━━ RAW RECORDS
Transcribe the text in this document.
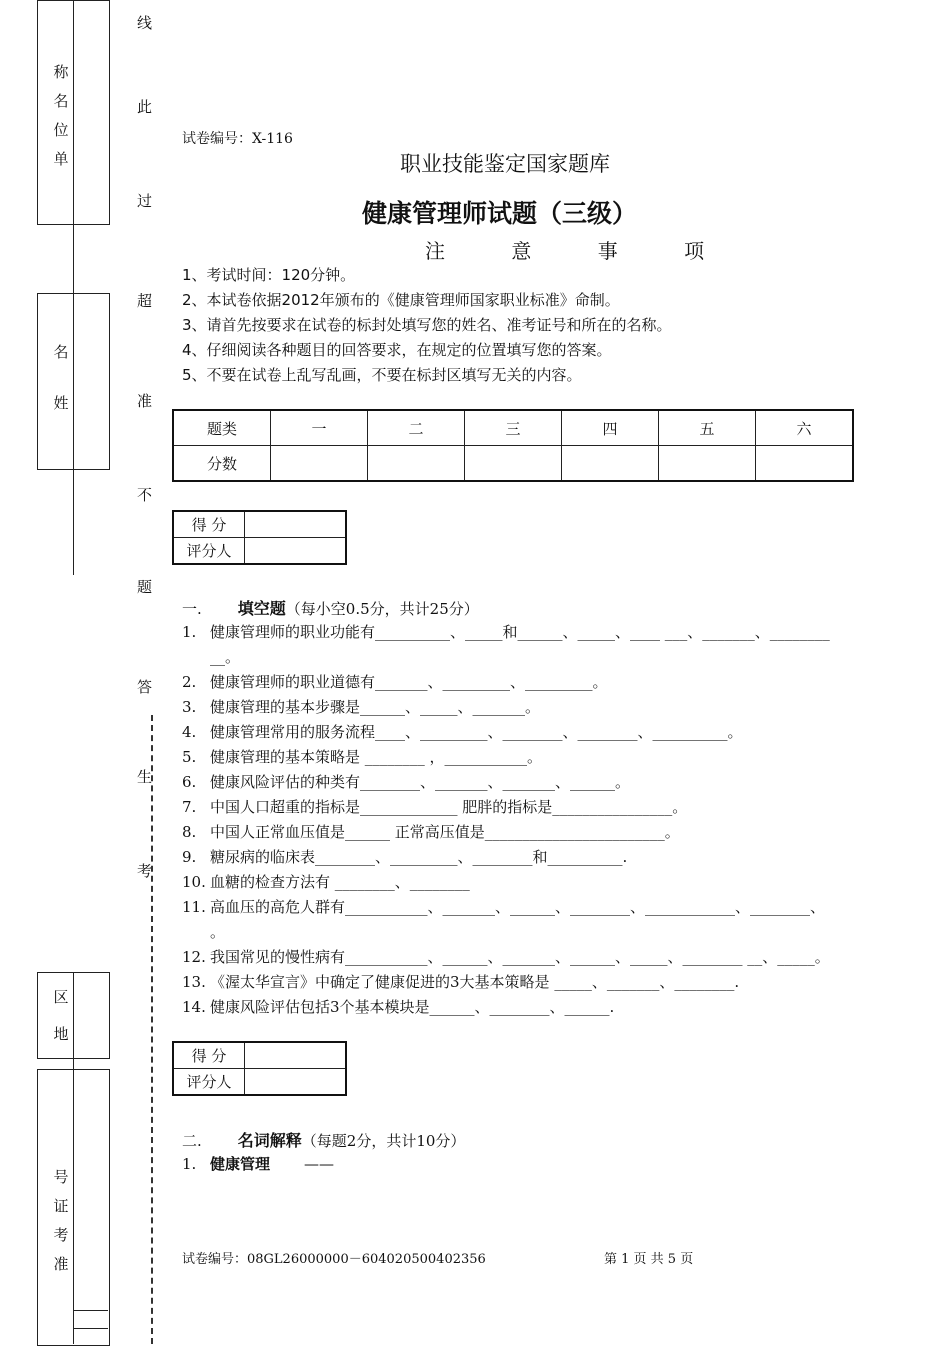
称
名
位
单
名
姓
区
地
号
证
考
准
线
此
过
超
准
不
题
答
生
考
试卷编号：X-116
职业技能鉴定国家题库
健康管理师试题（三级）
注 意 事 项
1、考试时间：120分钟。
2、本试卷依据2012年颁布的《健康管理师国家职业标准》命制。
3、请首先按要求在试卷的标封处填写您的姓名、准考证号和所在的名称。
4、仔细阅读各种题目的回答要求，在规定的位置填写您的答案。
5、不要在试卷上乱写乱画，不要在标封区填写无关的内容。
题类	一	二	三	四	五	六
分数						
得 分	
评分人	
一. 填空题（每小空0.5分，共计25分）
1. 健康管理师的职业功能有__________、_____和______、_____、____ ___、_______、________
__。
2. 健康管理师的职业道德有_______、_________、_________。
3. 健康管理的基本步骤是______、_____、_______。
4. 健康管理常用的服务流程____、_________、________、________、__________。
5. 健康管理的基本策略是 ________ ，___________。
6. 健康风险评估的种类有________、_______、_______、______。
7. 中国人口超重的指标是_____________ 肥胖的指标是________________。
8. 中国人正常血压值是______ 正常高压值是________________________。
9. 糖尿病的临床表________、_________、________和__________.
10. 血糖的检查方法有 ________、________
11. 高血压的高危人群有___________、_______、______、________、____________、________、
。
12. 我国常见的慢性病有___________、______、_______、______、_____、________ __、_____。
13. 《渥太华宣言》中确定了健康促进的3大基本策略是 _____、_______、________.
14. 健康风险评估包括3个基本模块是______、________、______.
得 分	
评分人	
二. 名词解释（每题2分，共计10分）
1. 健康管理 ——
试卷编号：08GL26000000－604020500402356	第 1 页 共 5 页
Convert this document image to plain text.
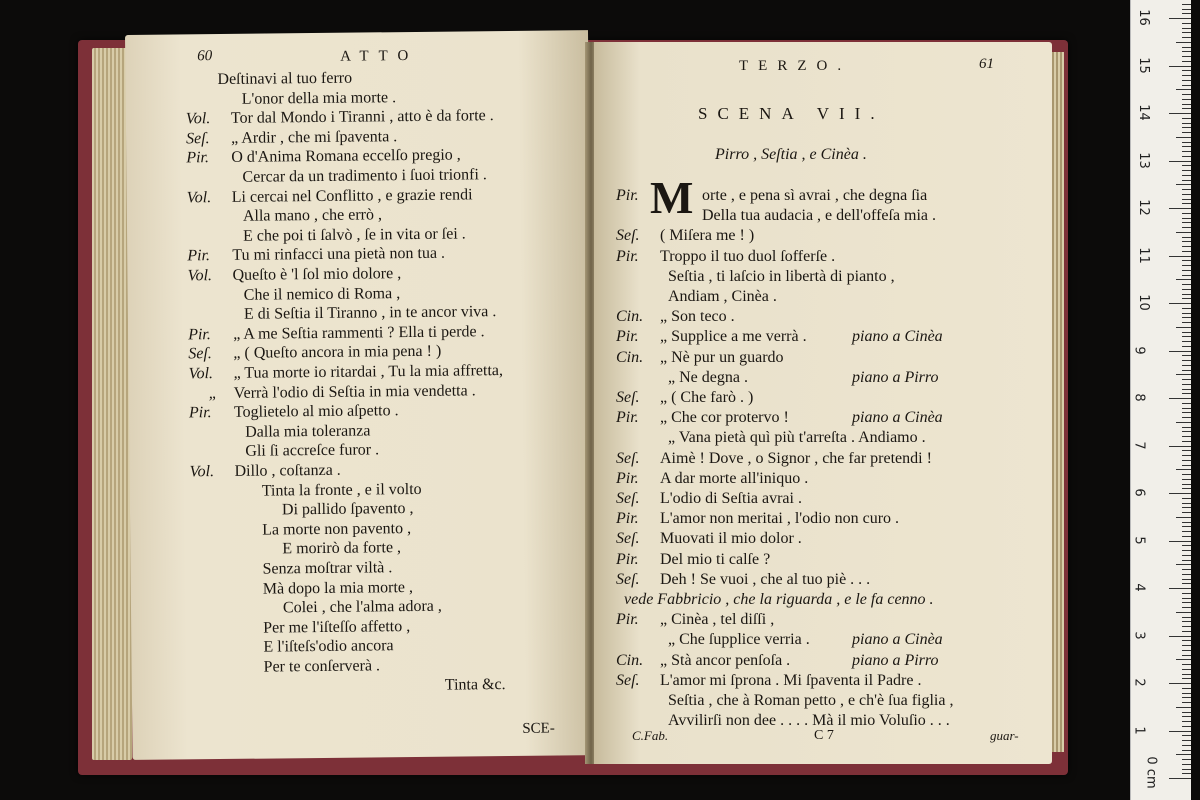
60	ATTO
Deſtinavi al tuo ferro
L'onor della mia morte .
Vol. Tor dal Mondo i Tiranni , atto è da forte .
Seſ. „ Ardir , che mi ſpaventa .
Pir. O d'Anima Romana eccelſo pregio ,
Cercar da un tradimento i ſuoi trionfi .
Vol. Li cercai nel Conflitto , e grazie rendi
Alla mano , che errò ,
E che poi ti ſalvò , ſe in vita or ſei .
Pir. Tu mi rinfacci una pietà non tua .
Vol. Queſto è 'l ſol mio dolore ,
Che il nemico di Roma ,
E di Seſtia il Tiranno , in te ancor viva .
Pir. „ A me Seſtia rammenti ? Ella ti perde .
Seſ. „ ( Queſto ancora in mia pena ! )
Vol. „ Tua morte io ritardai , Tu la mia affretta,
„ Verrà l'odio di Seſtia in mia vendetta .
Pir. Toglietelo al mio aſpetto .
Dalla mia toleranza
Gli ſi accreſce furor .
Vol. Dillo , coſtanza .
Tinta la fronte , e il volto
Di pallido ſpavento ,
La morte non pavento ,
E morirò da forte ,
Senza moſtrar viltà .
Mà dopo la mia morte ,
Colei , che l'alma adora ,
Per me l'iſteſſo affetto ,
E l'iſteſs'odio ancora
Per te conſerverà .
Tinta &c.
SCE-
TERZO.	61
SCENA VII.
Pirro , Seſtia , e Cinèa .
M
Pir.	orte , e pena sì avrai , che degna ſia
Della tua audacia , e dell'offeſa mia .
Seſ. ( Miſera me ! )
Pir. Troppo il tuo duol ſofferſe .
Seſtia , ti laſcio in libertà di pianto ,
Andiam , Cinèa .
Cin. „ Son teco .
Pir. „ Supplice a me verrà .	piano a Cinèa
Cin. „ Nè pur un guardo
„ Ne degna .	piano a Pirro
Seſ. „ ( Che farò . )
Pir. „ Che cor protervo !	piano a Cinèa
„ Vana pietà quì più t'arreſta . Andiamo .
Seſ. Aimè ! Dove , o Signor , che far pretendi !
Pir. A dar morte all'iniquo .
Seſ. L'odio di Seſtia avrai .
Pir. L'amor non meritai , l'odio non curo .
Seſ. Muovati il mio dolor .
Pir. Del mio ti calſe ?
Seſ. Deh ! Se vuoi , che al tuo piè . . .
vede Fabbricio , che la riguarda , e le fa cenno .
Pir. „ Cinèa , tel diſſi ,
„ Che ſupplice verria .	piano a Cinèa
Cin. „ Stà ancor penſoſa .	piano a Pirro
Seſ. L'amor mi ſprona . Mi ſpaventa il Padre .
Seſtia , che à Roman petto , e ch'è ſua figlia ,
Avvilirſi non dee . . . . Mà il mio Voluſio . . .
C.Fab.	C 7	guar-
0 cm
1
2
3
4
5
6
7
8
9
10
11
12
13
14
15
16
━━━━
Print the full listing exactly, dropping the pictures.

== RESPONSE TO THIS EXERCISE ==
Transcribe the text in this document.
称
名
位
单
名
姓
区
地
号
证
考
准
线
此
过
超
准
不
题
答
生
考
试卷编号：X-116
职业技能鉴定国家题库
健康管理师试题（三级）
注 意 事 项
1、考试时间：120分钟。
2、本试卷依据2012年颁布的《健康管理师国家职业标准》命制。
3、请首先按要求在试卷的标封处填写您的姓名、准考证号和所在的名称。
4、仔细阅读各种题目的回答要求，在规定的位置填写您的答案。
5、不要在试卷上乱写乱画，不要在标封区填写无关的内容。
题类	一	二	三	四	五	六
分数						
得 分	
评分人	
一. 填空题（每小空0.5分，共计25分）
1. 健康管理师的职业功能有__________、_____和______、_____、____ ___、_______、________
__。
2. 健康管理师的职业道德有_______、_________、_________。
3. 健康管理的基本步骤是______、_____、_______。
4. 健康管理常用的服务流程____、_________、________、________、__________。
5. 健康管理的基本策略是 ________ ，___________。
6. 健康风险评估的种类有________、_______、_______、______。
7. 中国人口超重的指标是_____________ 肥胖的指标是________________。
8. 中国人正常血压值是______ 正常高压值是________________________。
9. 糖尿病的临床表________、_________、________和__________.
10. 血糖的检查方法有 ________、________
11. 高血压的高危人群有___________、_______、______、________、____________、________、
。
12. 我国常见的慢性病有___________、______、_______、______、_____、________ __、_____。
13. 《渥太华宣言》中确定了健康促进的3大基本策略是 _____、_______、________.
14. 健康风险评估包括3个基本模块是______、________、______.
得 分	
评分人	
二. 名词解释（每题2分，共计10分）
1. 健康管理 ——
试卷编号：08GL26000000－604020500402356	第 1 页 共 5 页
Convert this document image to plain text.
60	ATTO
Deſtinavi al tuo ferro
L'onor della mia morte .
Vol. Tor dal Mondo i Tiranni , atto è da forte .
Seſ. „ Ardir , che mi ſpaventa .
Pir. O d'Anima Romana eccelſo pregio ,
Cercar da un tradimento i ſuoi trionfi .
Vol. Li cercai nel Conflitto , e grazie rendi
Alla mano , che errò ,
E che poi ti ſalvò , ſe in vita or ſei .
Pir. Tu mi rinfacci una pietà non tua .
Vol. Queſto è 'l ſol mio dolore ,
Che il nemico di Roma ,
E di Seſtia il Tiranno , in te ancor viva .
Pir. „ A me Seſtia rammenti ? Ella ti perde .
Seſ. „ ( Queſto ancora in mia pena ! )
Vol. „ Tua morte io ritardai , Tu la mia affretta,
„ Verrà l'odio di Seſtia in mia vendetta .
Pir. Toglietelo al mio aſpetto .
Dalla mia toleranza
Gli ſi accreſce furor .
Vol. Dillo , coſtanza .
Tinta la fronte , e il volto
Di pallido ſpavento ,
La morte non pavento ,
E morirò da forte ,
Senza moſtrar viltà .
Mà dopo la mia morte ,
Colei , che l'alma adora ,
Per me l'iſteſſo affetto ,
E l'iſteſs'odio ancora
Per te conſerverà .
Tinta &c.
SCE-
TERZO.	61
SCENA VII.
Pirro , Seſtia , e Cinèa .
M
Pir.	orte , e pena sì avrai , che degna ſia
Della tua audacia , e dell'offeſa mia .
Seſ. ( Miſera me ! )
Pir. Troppo il tuo duol ſofferſe .
Seſtia , ti laſcio in libertà di pianto ,
Andiam , Cinèa .
Cin. „ Son teco .
Pir. „ Supplice a me verrà .	piano a Cinèa
Cin. „ Nè pur un guardo
„ Ne degna .	piano a Pirro
Seſ. „ ( Che farò . )
Pir. „ Che cor protervo !	piano a Cinèa
„ Vana pietà quì più t'arreſta . Andiamo .
Seſ. Aimè ! Dove , o Signor , che far pretendi !
Pir. A dar morte all'iniquo .
Seſ. L'odio di Seſtia avrai .
Pir. L'amor non meritai , l'odio non curo .
Seſ. Muovati il mio dolor .
Pir. Del mio ti calſe ?
Seſ. Deh ! Se vuoi , che al tuo piè . . .
vede Fabbricio , che la riguarda , e le fa cenno .
Pir. „ Cinèa , tel diſſi ,
„ Che ſupplice verria .	piano a Cinèa
Cin. „ Stà ancor penſoſa .	piano a Pirro
Seſ. L'amor mi ſprona . Mi ſpaventa il Padre .
Seſtia , che à Roman petto , e ch'è ſua figlia ,
Avvilirſi non dee . . . . Mà il mio Voluſio . . .
C.Fab.	C 7	guar-
0 cm
1
2
3
4
5
6
7
8
9
10
11
12
13
14
15
16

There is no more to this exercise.